THE DATA.
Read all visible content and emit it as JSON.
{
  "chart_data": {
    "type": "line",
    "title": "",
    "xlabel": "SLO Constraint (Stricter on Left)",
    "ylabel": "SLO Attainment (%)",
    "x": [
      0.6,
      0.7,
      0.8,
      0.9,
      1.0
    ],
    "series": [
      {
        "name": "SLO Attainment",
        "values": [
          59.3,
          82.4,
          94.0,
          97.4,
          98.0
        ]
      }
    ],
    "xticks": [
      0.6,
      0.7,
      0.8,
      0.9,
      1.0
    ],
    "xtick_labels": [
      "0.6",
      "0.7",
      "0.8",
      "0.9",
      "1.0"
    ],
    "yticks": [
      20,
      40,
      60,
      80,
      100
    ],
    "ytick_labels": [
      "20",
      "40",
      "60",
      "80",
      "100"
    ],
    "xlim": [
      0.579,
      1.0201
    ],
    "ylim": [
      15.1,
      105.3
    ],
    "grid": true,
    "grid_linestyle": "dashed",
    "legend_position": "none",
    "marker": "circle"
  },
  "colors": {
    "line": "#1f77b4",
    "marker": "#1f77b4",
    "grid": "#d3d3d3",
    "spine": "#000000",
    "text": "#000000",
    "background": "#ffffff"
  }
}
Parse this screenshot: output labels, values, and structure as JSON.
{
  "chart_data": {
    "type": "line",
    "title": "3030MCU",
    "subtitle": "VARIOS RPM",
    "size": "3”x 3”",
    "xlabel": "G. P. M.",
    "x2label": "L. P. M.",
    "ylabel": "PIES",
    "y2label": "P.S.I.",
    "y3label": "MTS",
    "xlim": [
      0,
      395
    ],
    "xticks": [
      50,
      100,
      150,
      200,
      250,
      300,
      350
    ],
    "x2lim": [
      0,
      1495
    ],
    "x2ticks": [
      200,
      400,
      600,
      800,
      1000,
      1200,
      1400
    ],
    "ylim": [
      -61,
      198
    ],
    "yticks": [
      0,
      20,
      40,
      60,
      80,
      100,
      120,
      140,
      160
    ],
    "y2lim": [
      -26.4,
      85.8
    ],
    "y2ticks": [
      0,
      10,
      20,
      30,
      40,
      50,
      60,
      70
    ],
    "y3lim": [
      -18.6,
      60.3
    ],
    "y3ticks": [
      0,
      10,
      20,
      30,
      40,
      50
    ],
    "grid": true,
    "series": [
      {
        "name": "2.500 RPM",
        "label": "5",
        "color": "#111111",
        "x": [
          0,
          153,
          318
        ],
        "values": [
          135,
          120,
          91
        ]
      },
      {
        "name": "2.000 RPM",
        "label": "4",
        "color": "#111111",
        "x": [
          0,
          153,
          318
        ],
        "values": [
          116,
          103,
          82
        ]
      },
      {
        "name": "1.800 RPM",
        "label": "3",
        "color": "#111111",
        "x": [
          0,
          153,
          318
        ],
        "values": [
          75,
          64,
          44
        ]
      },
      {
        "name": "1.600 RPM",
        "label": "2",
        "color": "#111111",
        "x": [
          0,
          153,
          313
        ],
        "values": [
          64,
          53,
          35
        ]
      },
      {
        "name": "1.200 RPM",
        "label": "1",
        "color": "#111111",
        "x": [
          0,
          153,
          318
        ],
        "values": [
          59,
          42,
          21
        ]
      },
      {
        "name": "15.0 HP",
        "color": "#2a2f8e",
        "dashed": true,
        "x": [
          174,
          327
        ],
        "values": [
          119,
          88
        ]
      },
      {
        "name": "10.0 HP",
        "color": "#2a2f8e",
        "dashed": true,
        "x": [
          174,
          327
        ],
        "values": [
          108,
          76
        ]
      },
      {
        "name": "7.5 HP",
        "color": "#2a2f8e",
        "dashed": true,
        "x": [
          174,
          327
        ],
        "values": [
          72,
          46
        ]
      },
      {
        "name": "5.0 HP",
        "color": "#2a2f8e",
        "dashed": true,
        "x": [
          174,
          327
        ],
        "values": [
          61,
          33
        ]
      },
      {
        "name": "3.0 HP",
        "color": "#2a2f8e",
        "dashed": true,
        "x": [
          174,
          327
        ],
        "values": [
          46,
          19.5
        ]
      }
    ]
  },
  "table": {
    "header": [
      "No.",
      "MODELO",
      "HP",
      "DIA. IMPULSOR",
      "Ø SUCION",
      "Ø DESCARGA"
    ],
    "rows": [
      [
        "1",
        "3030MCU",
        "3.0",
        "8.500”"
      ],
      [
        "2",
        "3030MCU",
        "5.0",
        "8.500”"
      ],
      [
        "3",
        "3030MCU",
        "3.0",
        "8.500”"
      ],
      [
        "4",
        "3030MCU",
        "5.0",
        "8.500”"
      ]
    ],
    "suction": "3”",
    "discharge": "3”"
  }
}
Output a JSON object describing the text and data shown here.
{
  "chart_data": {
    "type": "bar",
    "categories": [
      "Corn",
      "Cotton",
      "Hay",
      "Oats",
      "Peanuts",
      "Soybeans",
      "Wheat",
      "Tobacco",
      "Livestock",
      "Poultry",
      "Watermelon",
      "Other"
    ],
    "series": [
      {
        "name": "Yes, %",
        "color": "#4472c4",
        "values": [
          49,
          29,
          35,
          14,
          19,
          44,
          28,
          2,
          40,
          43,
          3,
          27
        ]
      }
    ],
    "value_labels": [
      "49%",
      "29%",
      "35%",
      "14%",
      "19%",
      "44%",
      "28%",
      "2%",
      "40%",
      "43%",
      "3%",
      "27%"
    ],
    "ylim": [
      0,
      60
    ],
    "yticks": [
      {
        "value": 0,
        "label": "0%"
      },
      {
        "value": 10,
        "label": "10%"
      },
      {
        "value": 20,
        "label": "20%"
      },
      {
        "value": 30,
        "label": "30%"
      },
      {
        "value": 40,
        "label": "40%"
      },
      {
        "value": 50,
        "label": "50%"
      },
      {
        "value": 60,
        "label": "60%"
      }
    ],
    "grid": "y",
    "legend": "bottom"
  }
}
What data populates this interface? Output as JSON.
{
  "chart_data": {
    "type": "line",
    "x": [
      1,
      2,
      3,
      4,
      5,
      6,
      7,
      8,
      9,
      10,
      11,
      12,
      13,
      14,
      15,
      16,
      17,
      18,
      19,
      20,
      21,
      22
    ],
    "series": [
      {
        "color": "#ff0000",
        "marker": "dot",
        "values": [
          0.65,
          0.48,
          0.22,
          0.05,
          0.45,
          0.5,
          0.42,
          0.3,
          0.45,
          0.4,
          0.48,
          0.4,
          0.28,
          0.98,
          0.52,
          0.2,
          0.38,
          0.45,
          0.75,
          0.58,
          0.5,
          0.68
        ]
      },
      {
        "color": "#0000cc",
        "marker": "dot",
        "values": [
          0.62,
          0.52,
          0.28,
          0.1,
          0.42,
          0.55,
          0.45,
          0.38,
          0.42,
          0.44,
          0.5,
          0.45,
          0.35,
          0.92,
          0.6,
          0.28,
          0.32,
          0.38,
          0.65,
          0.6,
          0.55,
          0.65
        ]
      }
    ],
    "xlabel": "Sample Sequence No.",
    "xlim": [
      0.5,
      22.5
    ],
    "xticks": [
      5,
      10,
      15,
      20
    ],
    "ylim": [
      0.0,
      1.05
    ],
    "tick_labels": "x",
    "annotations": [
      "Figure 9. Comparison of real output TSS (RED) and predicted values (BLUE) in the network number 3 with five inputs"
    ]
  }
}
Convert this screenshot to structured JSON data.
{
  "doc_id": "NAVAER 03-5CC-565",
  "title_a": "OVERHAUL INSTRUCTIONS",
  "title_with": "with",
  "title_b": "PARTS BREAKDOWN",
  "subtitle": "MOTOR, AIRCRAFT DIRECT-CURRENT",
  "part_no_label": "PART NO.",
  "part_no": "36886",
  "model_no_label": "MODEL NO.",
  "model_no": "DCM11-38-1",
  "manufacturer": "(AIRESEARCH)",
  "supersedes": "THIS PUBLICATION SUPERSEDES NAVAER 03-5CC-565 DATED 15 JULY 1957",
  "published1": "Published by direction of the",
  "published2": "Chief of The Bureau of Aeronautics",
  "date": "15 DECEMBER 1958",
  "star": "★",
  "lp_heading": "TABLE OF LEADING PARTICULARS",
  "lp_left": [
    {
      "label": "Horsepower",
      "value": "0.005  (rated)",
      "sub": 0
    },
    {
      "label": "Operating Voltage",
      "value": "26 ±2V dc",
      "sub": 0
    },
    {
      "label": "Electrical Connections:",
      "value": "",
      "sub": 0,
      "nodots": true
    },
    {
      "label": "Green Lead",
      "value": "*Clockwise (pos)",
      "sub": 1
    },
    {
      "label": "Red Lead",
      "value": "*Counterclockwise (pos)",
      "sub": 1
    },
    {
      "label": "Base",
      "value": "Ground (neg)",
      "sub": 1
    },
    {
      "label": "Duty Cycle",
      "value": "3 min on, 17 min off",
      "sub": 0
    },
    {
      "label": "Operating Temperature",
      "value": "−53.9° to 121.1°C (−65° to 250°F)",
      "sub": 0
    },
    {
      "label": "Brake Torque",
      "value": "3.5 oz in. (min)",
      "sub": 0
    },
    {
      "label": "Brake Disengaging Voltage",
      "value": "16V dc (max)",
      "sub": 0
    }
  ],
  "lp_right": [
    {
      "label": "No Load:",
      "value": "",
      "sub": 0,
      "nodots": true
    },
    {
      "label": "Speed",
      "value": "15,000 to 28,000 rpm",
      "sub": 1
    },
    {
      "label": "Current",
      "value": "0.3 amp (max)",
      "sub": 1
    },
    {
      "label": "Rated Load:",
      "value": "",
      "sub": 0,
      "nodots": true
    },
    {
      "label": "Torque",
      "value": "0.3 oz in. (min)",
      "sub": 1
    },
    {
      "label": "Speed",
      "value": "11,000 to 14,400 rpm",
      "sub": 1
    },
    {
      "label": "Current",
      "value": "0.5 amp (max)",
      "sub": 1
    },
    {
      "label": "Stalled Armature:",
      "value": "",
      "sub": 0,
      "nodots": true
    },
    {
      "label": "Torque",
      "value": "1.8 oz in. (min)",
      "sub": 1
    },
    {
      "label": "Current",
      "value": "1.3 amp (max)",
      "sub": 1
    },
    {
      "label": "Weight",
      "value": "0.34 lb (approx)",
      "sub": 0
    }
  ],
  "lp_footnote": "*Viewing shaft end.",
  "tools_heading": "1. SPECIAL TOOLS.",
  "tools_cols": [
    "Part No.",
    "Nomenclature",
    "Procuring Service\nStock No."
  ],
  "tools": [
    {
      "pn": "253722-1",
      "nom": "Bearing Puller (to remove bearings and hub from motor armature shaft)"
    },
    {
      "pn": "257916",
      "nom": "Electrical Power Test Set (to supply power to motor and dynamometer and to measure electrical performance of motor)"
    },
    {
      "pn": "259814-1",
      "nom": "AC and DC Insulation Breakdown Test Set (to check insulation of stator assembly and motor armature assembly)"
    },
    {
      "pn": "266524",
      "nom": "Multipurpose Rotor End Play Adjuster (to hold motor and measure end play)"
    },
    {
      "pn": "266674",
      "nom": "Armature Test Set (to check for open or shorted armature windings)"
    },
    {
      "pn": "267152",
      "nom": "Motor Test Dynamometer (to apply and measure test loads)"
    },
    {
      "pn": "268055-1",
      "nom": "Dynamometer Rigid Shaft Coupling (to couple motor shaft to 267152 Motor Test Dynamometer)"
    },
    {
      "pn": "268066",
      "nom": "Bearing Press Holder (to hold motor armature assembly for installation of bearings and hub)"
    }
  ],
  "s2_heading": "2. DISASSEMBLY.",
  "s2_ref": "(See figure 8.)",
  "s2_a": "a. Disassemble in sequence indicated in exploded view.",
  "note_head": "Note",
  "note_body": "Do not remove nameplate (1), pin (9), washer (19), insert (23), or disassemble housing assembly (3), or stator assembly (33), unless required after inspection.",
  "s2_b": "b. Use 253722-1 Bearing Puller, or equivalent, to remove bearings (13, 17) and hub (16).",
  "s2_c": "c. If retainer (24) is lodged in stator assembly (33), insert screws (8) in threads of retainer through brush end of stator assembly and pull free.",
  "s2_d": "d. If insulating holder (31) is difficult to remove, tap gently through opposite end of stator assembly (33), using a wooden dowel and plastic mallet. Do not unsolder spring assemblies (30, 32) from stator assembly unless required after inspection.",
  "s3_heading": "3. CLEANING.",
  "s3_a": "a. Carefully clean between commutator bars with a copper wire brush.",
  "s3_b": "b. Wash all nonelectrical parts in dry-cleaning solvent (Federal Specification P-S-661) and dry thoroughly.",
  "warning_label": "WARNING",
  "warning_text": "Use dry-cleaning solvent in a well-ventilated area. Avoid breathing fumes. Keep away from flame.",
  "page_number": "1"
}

PROBLEM REQUIREMENTS. Copy out every line of the data that includes the word "Operating".

SOLVED EXERCISE.
      "label": "Operating Voltage",
      "label": "Operating Temperature",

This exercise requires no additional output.